Work to do: Read through the records below and copy each line that uses the word "dataset".

Entries:
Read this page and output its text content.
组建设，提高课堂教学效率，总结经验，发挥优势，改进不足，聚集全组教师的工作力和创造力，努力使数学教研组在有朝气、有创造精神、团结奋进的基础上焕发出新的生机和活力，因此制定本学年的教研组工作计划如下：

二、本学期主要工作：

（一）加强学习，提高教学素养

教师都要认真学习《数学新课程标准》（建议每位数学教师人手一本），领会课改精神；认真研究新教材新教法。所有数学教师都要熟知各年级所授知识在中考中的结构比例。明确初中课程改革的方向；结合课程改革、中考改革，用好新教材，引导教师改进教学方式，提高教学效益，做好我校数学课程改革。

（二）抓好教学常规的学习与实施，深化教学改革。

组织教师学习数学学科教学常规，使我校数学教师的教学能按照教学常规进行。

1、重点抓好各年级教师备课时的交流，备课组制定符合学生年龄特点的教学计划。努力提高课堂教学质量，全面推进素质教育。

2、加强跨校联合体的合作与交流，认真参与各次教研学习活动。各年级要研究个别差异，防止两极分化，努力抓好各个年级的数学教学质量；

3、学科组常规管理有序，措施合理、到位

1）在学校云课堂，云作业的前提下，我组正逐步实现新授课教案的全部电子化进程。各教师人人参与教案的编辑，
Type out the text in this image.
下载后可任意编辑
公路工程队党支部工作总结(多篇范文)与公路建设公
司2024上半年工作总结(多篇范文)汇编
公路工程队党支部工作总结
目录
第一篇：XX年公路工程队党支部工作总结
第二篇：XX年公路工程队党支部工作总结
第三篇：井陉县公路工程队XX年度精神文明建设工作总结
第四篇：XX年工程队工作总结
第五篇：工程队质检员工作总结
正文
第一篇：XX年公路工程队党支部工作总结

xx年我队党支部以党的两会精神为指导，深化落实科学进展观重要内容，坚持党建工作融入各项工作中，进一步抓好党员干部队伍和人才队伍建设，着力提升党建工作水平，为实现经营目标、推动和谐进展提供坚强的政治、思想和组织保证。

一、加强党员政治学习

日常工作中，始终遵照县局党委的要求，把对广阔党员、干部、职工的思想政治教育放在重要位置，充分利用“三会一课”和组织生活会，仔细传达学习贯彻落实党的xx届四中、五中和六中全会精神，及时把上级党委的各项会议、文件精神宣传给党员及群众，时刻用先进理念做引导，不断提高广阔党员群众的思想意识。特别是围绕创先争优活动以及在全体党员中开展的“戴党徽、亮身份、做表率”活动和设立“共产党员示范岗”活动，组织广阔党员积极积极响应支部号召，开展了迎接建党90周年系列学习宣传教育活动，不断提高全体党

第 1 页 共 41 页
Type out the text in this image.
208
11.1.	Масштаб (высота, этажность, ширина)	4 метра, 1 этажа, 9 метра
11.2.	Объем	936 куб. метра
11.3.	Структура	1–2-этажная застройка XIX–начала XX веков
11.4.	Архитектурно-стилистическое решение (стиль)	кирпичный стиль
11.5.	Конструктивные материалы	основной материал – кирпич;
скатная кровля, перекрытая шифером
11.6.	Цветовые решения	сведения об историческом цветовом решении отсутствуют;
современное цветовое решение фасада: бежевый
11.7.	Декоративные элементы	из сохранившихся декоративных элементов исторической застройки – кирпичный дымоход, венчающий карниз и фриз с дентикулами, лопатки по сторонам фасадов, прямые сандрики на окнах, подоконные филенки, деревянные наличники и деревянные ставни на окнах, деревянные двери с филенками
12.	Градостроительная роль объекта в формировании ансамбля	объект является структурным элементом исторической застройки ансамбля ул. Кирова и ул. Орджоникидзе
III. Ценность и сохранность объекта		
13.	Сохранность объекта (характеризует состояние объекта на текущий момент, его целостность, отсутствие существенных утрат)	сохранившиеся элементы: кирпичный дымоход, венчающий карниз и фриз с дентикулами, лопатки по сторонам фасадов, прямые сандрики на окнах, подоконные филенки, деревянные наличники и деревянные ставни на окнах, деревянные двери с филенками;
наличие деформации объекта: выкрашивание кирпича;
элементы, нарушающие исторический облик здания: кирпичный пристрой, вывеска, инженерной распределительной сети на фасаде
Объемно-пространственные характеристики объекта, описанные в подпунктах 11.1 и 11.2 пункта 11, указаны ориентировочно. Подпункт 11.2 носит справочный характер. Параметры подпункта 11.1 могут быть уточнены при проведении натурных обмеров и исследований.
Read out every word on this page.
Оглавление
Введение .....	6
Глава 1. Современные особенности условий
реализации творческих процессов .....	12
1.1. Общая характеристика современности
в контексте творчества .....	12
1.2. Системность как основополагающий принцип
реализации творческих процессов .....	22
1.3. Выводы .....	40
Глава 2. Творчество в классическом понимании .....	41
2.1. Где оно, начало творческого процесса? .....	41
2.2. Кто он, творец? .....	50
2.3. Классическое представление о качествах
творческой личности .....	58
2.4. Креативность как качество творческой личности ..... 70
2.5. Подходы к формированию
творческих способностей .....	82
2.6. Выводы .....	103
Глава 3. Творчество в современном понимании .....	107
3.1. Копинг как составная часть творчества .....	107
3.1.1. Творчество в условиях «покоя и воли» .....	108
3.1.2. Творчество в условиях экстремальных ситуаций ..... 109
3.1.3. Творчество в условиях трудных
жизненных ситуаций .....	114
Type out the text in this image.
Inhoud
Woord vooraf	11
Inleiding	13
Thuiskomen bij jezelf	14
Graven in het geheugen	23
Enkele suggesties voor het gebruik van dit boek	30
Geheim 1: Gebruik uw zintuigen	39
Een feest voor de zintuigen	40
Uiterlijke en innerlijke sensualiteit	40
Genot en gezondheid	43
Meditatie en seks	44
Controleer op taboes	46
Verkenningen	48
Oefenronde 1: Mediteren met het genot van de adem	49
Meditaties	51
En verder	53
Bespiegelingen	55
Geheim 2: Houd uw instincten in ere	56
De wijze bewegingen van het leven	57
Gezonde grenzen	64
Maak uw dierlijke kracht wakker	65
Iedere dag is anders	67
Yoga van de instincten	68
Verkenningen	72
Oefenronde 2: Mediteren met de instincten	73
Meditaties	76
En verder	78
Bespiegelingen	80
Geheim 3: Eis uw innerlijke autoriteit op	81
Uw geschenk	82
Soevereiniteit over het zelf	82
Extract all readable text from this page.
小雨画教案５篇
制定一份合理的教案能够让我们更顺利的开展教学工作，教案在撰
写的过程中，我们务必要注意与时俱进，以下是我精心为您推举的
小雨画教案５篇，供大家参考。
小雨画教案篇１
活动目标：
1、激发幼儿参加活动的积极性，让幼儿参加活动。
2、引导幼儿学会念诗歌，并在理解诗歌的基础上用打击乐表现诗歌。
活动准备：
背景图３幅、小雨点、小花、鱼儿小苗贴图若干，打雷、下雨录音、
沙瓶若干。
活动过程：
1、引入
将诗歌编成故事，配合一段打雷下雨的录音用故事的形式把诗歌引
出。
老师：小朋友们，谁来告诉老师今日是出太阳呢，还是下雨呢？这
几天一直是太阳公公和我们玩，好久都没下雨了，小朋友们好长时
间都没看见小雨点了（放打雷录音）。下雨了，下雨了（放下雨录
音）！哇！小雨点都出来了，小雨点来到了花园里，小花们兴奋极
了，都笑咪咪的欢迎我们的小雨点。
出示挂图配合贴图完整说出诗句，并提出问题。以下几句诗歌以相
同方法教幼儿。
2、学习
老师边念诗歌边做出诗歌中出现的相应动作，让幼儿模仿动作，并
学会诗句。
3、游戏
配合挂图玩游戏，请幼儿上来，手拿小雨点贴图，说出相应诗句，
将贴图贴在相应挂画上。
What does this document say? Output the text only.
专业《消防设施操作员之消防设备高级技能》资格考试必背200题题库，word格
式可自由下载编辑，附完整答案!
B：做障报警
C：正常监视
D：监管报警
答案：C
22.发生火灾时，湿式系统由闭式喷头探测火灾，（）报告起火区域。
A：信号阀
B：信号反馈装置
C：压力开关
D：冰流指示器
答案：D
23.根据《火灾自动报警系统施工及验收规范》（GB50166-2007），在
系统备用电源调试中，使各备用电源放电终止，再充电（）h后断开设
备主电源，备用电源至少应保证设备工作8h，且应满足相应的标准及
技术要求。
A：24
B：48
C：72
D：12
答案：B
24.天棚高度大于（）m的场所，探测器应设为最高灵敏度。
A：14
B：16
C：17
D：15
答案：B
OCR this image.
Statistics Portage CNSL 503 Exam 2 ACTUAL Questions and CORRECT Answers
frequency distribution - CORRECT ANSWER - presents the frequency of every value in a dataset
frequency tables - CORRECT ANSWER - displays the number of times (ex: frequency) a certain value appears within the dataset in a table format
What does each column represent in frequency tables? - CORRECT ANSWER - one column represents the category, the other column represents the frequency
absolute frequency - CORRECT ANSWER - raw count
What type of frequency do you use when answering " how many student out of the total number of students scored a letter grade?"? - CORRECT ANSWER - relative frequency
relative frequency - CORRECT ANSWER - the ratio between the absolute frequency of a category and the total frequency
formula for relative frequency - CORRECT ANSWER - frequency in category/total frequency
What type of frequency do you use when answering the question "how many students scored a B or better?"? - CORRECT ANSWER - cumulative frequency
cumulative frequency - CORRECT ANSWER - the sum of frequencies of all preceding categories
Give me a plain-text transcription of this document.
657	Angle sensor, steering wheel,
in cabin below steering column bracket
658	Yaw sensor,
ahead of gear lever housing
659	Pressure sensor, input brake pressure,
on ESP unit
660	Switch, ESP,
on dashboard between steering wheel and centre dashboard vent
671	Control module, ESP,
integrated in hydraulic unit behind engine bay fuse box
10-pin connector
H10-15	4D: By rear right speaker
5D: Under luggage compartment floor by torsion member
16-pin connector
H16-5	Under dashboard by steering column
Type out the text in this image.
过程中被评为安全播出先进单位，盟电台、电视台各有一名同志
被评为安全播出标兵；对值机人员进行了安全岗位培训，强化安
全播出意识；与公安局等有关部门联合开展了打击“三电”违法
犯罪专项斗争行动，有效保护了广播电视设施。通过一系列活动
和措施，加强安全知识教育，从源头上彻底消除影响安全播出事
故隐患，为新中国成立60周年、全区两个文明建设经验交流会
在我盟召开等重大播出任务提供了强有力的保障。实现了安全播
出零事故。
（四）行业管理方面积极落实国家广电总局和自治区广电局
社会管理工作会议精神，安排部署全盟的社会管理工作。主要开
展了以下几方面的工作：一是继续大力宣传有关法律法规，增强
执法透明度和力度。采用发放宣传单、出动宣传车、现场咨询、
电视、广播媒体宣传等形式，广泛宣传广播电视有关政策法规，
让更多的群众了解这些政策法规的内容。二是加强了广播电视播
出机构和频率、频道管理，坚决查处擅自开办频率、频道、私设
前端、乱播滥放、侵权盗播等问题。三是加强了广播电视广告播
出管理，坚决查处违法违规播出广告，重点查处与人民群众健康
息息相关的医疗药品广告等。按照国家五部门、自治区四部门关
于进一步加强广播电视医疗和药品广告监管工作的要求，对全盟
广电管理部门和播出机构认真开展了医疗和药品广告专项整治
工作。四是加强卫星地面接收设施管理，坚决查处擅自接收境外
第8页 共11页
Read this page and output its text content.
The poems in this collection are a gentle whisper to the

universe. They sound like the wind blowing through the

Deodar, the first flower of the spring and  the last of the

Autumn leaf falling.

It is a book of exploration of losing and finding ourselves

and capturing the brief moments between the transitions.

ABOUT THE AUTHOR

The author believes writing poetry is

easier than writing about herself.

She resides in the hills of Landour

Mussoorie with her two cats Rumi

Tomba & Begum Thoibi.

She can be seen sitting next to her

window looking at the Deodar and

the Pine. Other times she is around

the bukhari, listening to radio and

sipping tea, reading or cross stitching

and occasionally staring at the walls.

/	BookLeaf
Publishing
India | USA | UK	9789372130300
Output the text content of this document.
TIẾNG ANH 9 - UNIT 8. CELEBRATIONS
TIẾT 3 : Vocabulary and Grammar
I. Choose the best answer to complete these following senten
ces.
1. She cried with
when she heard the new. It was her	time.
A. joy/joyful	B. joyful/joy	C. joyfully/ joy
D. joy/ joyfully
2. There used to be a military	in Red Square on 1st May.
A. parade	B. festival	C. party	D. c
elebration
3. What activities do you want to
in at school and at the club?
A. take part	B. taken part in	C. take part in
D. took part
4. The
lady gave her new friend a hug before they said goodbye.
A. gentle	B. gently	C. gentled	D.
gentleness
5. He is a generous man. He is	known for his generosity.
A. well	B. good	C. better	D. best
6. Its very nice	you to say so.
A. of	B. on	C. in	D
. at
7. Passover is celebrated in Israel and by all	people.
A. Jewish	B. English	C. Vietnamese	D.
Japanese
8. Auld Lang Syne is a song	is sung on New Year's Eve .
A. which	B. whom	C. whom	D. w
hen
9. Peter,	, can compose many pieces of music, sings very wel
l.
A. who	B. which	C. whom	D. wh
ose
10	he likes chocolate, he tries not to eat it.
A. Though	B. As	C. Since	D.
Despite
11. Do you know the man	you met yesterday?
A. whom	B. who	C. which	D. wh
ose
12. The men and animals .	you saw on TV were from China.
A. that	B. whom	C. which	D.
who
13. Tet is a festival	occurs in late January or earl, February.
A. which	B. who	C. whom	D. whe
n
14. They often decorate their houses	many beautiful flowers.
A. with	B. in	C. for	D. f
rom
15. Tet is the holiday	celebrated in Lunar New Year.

Correct result:
frequency distribution - CORRECT ANSWER - presents the frequency of every value in a dataset
frequency tables - CORRECT ANSWER - displays the number of times (ex: frequency) a certain value appears within the dataset in a table format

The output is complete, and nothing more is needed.